>> BEGIN Stored rows

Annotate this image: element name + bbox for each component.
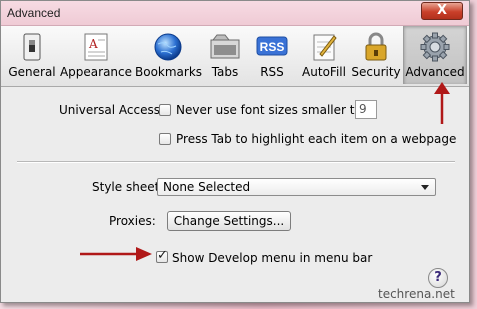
- develop-menu-label: Show Develop menu in menu bar: [172, 251, 373, 265]
- tab-appearance-label: Appearance: [59, 65, 133, 79]
- appearance-icon: A: [84, 33, 108, 61]
- help-button[interactable]: ?: [428, 268, 448, 288]
- tab-bookmarks-label: Bookmarks: [135, 65, 203, 79]
- press-tab-checkbox[interactable]: [159, 133, 171, 145]
- tab-appearance[interactable]: A Appearance: [59, 26, 133, 84]
- tab-autofill[interactable]: AutoFill: [297, 26, 351, 84]
- min-font-label: Never use font sizes smaller than: [176, 103, 378, 117]
- tab-tabs-label: Tabs: [211, 65, 239, 79]
- globe-icon: [154, 33, 182, 61]
- change-settings-button[interactable]: Change Settings...: [167, 211, 291, 231]
- tab-rss[interactable]: RSS RSS: [251, 26, 293, 84]
- style-sheet-select[interactable]: None Selected: [157, 178, 436, 196]
- watermark: techrena.net: [378, 287, 455, 301]
- tab-security-label: Security: [351, 65, 401, 79]
- tab-autofill-label: AutoFill: [302, 65, 346, 79]
- section-divider: [17, 161, 455, 163]
- lock-icon: [365, 32, 387, 61]
- min-font-checkbox[interactable]: [159, 104, 171, 116]
- dropdown-arrow-icon: [421, 185, 429, 190]
- tab-advanced-label: Advanced: [405, 65, 465, 79]
- tab-general-label: General: [8, 65, 56, 79]
- gear-icon: [420, 32, 450, 62]
- general-switch-icon: [23, 33, 41, 61]
- tab-security[interactable]: Security: [351, 26, 401, 84]
- style-sheet-label: Style sheet:: [92, 180, 164, 194]
- tab-advanced[interactable]: Advanced: [403, 26, 467, 84]
- preferences-window: Advanced X General A Appearance Bookmark…: [0, 0, 470, 303]
- annotation-arrow-right: [80, 247, 152, 261]
- tabs-icon: [210, 34, 240, 59]
- title-bar: Advanced X: [1, 1, 469, 26]
- annotation-arrow-up: [434, 82, 450, 124]
- tab-bookmarks[interactable]: Bookmarks: [135, 26, 203, 84]
- rss-icon: RSS: [256, 36, 288, 56]
- rss-icon-text: RSS: [260, 40, 285, 54]
- tab-general[interactable]: General: [7, 26, 57, 84]
- preferences-toolbar: General A Appearance Bookmarks Tabs RSS …: [1, 26, 469, 87]
- press-tab-label: Press Tab to highlight each item on a we…: [176, 132, 457, 146]
- pencil-paper-icon: [313, 34, 337, 61]
- advanced-pane: Universal Access: Never use font sizes s…: [1, 87, 469, 302]
- proxies-label: Proxies:: [109, 214, 156, 228]
- close-button[interactable]: X: [421, 2, 463, 20]
- universal-access-label: Universal Access:: [59, 103, 165, 117]
- tab-rss-label: RSS: [260, 65, 284, 79]
- svg-text:A: A: [88, 37, 98, 51]
- develop-menu-checkbox[interactable]: [156, 248, 168, 263]
- style-sheet-value: None Selected: [163, 180, 251, 194]
- min-font-size-field[interactable]: 9: [355, 100, 377, 119]
- tab-tabs[interactable]: Tabs: [203, 26, 247, 84]
- window-title: Advanced: [7, 6, 61, 20]
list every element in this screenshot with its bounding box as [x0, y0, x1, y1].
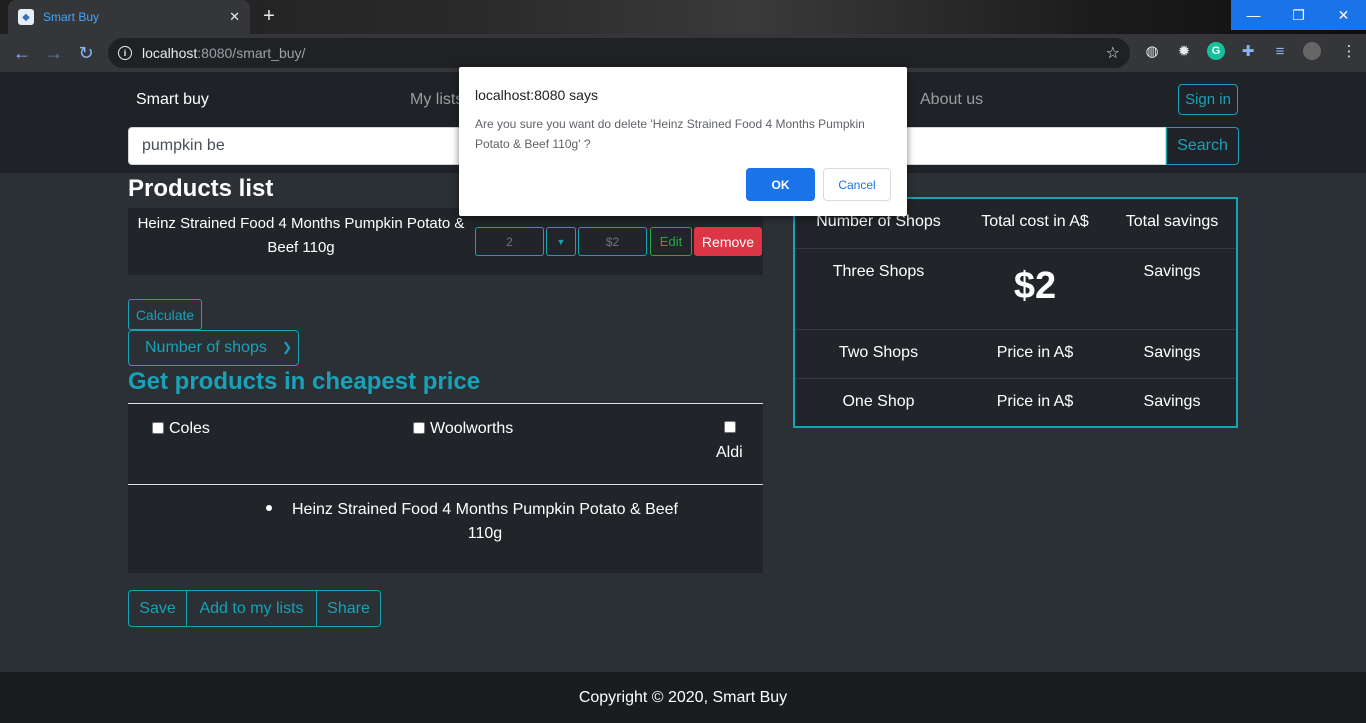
media-queue-icon[interactable]: ≡	[1271, 42, 1289, 60]
product-name: Heinz Strained Food 4 Months Pumpkin Pot…	[137, 215, 465, 256]
url-host: localhost	[142, 45, 198, 61]
new-tab-button[interactable]: +	[258, 6, 280, 28]
confirm-dialog: localhost:8080 says Are you sure you wan…	[459, 67, 907, 216]
dialog-title: localhost:8080 says	[475, 87, 598, 103]
favicon-icon: ◆	[18, 9, 34, 25]
search-button[interactable]: Search	[1166, 127, 1239, 165]
number-of-shops-select[interactable]: Number of shops ❯	[128, 330, 299, 366]
menu-dots-icon[interactable]: ⋮	[1340, 42, 1358, 60]
globe-extension-icon[interactable]: ◍	[1143, 42, 1161, 60]
save-button[interactable]: Save	[129, 591, 186, 626]
row-shops: Two Shops	[838, 344, 919, 361]
nav-my-lists[interactable]: My lists	[410, 91, 463, 109]
edit-button[interactable]: Edit	[650, 227, 692, 256]
summary-table: Number of Shops Total cost in A$ Total s…	[793, 197, 1238, 428]
close-window-button[interactable]: ✕	[1321, 0, 1366, 30]
row-shops: Three Shops	[832, 263, 925, 280]
nav-about-us[interactable]: About us	[920, 91, 983, 109]
profile-avatar[interactable]	[1303, 42, 1321, 60]
result-item: Heinz Strained Food 4 Months Pumpkin Pot…	[292, 501, 678, 542]
cancel-button[interactable]: Cancel	[823, 168, 891, 201]
restore-button[interactable]: ❐	[1276, 0, 1321, 30]
coles-checkbox[interactable]	[152, 422, 164, 434]
forward-arrow-icon[interactable]: →	[38, 37, 70, 69]
site-info-icon[interactable]: i	[118, 46, 132, 60]
ok-button[interactable]: OK	[746, 168, 815, 201]
cheapest-heading: Get products in cheapest price	[128, 368, 481, 395]
woolworths-label: Woolworths	[430, 420, 514, 437]
bookmark-star-icon[interactable]: ☆	[1106, 43, 1120, 63]
price-input[interactable]: $2	[578, 227, 647, 256]
quantity-dropdown-button[interactable]: ▼	[546, 227, 576, 256]
divider	[128, 484, 763, 485]
address-bar[interactable]: i localhost:8080/smart_buy/ ☆	[108, 38, 1130, 68]
summary-row-two-shops: Two Shops Price in A$ Savings	[795, 329, 1236, 378]
list-bullet	[266, 505, 272, 511]
back-arrow-icon[interactable]: ←	[6, 37, 38, 69]
caret-down-icon: ▼	[556, 236, 566, 247]
row-savings: Savings	[1143, 344, 1201, 361]
quantity-input[interactable]: 2	[475, 227, 544, 256]
chevron-down-icon: ❯	[281, 340, 292, 354]
reload-icon[interactable]: ↻	[70, 37, 102, 69]
browser-tab-strip: ◆ Smart Buy ✕ + — ❐ ✕	[0, 0, 1366, 34]
grammarly-icon[interactable]: G	[1207, 42, 1225, 60]
sign-in-button[interactable]: Sign in	[1178, 84, 1238, 115]
brand-link[interactable]: Smart buy	[136, 91, 209, 109]
minimize-button[interactable]: —	[1231, 0, 1276, 30]
dialog-message: Are you sure you want do delete 'Heinz S…	[475, 117, 865, 151]
tab-title: Smart Buy	[43, 10, 100, 24]
summary-row-one-shop: One Shop Price in A$ Savings	[795, 378, 1236, 426]
tab-close-icon[interactable]: ✕	[229, 9, 240, 25]
products-heading: Products list	[128, 175, 274, 202]
calculate-button[interactable]: Calculate	[128, 299, 202, 330]
window-controls: — ❐ ✕	[1231, 0, 1366, 30]
browser-tab[interactable]: ◆ Smart Buy ✕	[8, 0, 250, 34]
row-savings: Savings	[1143, 393, 1201, 410]
aldi-checkbox[interactable]	[724, 421, 736, 433]
row-cost: Price in A$	[996, 393, 1074, 410]
url-path: :8080/smart_buy/	[197, 45, 306, 61]
row-shops: One Shop	[842, 393, 915, 410]
product-row: Heinz Strained Food 4 Months Pumpkin Pot…	[128, 208, 763, 275]
row-savings: Savings	[1143, 263, 1201, 280]
header-total-cost: Total cost in A$	[981, 213, 1089, 230]
aldi-label: Aldi	[716, 444, 743, 461]
coles-label: Coles	[169, 420, 210, 437]
remove-button[interactable]: Remove	[694, 227, 762, 256]
summary-row-three-shops: Three Shops $2 Savings	[795, 248, 1236, 329]
stores-panel: Coles Woolworths Aldi Heinz Strained Foo…	[128, 403, 763, 573]
header-total-savings: Total savings	[1125, 213, 1219, 230]
add-to-my-lists-button[interactable]: Add to my lists	[186, 591, 316, 626]
woolworths-checkbox[interactable]	[413, 422, 425, 434]
row-cost-big: $2	[1013, 265, 1057, 307]
select-value: Number of shops	[145, 339, 267, 356]
extensions-puzzle-icon[interactable]: ✚	[1239, 42, 1257, 60]
action-button-group: Save Add to my lists Share	[128, 590, 381, 627]
gear-extension-icon[interactable]: ✹	[1175, 42, 1193, 60]
row-cost: Price in A$	[996, 344, 1074, 361]
footer: Copyright © 2020, Smart Buy	[0, 672, 1366, 723]
share-button[interactable]: Share	[316, 591, 380, 626]
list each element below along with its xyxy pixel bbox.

>> END Stored rows

▶ **Task requirements**:
Render the lines between the one containing "- develop-menu-label: Show" and the one containing "- tab-bookmarks[interactable]: Bookmarks: [135, 26, 203, 84]", inclusive, as a JSON list of strings, one string per line, with blank lines omitted.

▶ **Task response**:
[
  "- develop-menu-label: Show Develop menu in menu bar: [172, 251, 373, 265]",
  "- tab-appearance-label: Appearance: [59, 65, 133, 79]",
  "- appearance-icon: A: [84, 33, 108, 61]",
  "- help-button[interactable]: ?: [428, 268, 448, 288]",
  "- tab-bookmarks-label: Bookmarks: [135, 65, 203, 79]",
  "- press-tab-checkbox[interactable]: [159, 133, 171, 145]",
  "- tab-appearance[interactable]: A Appearance: [59, 26, 133, 84]",
  "- tab-autofill[interactable]: AutoFill: [297, 26, 351, 84]",
  "- min-font-label: Never use font sizes smaller than: [176, 103, 378, 117]",
  "- tab-tabs-label: Tabs: [211, 65, 239, 79]",
  "- globe-icon: [154, 33, 182, 61]",
  "- change-settings-button[interactable]: Change Settings...: [167, 211, 291, 231]",
  "- tab-rss[interactable]: RSS RSS: [251, 26, 293, 84]",
  "- style-sheet-select[interactable]: None Selected: [157, 178, 436, 196]",
  "- watermark: techrena.net: [378, 287, 455, 301]",
  "- tab-security-label: Security: [351, 65, 401, 79]",
  "- tab-autofill-label: AutoFill: [302, 65, 346, 79]",
  "- section-divider: [17, 161, 455, 163]",
  "- lock-icon: [365, 32, 387, 61]",
  "- min-font-checkbox[interactable]: [159, 104, 171, 116]",
  "- dropdown-arrow-icon: [421, 185, 429, 190]",
  "- tab-advanced-label: Advanced: [405, 65, 465, 79]",
  "- tab-general-label: General: [8, 65, 56, 79]",
  "- gear-icon: [420, 32, 450, 62]",
  "- general-switch-icon: [23, 33, 41, 61]",
  "- tab-security[interactable]: Security: [351, 26, 401, 84]",
  "- style-sheet-label: Style sheet:: [92, 180, 164, 194]",
  "- tab-advanced[interactable]: Advanced: [403, 26, 467, 84]",
  "- preferences-window: Advanced X General A Appearance Bookmark…: [0, 0, 470, 303]",
  "- annotation-arrow-right: [80, 247, 152, 261]",
  "- tabs-icon: [210, 34, 240, 59]",
  "- title-bar: Advanced X: [1, 1, 469, 26]",
  "- annotation-arrow-up: [434, 82, 450, 124]",
  "- tab-bookmarks[interactable]: Bookmarks: [135, 26, 203, 84]"
]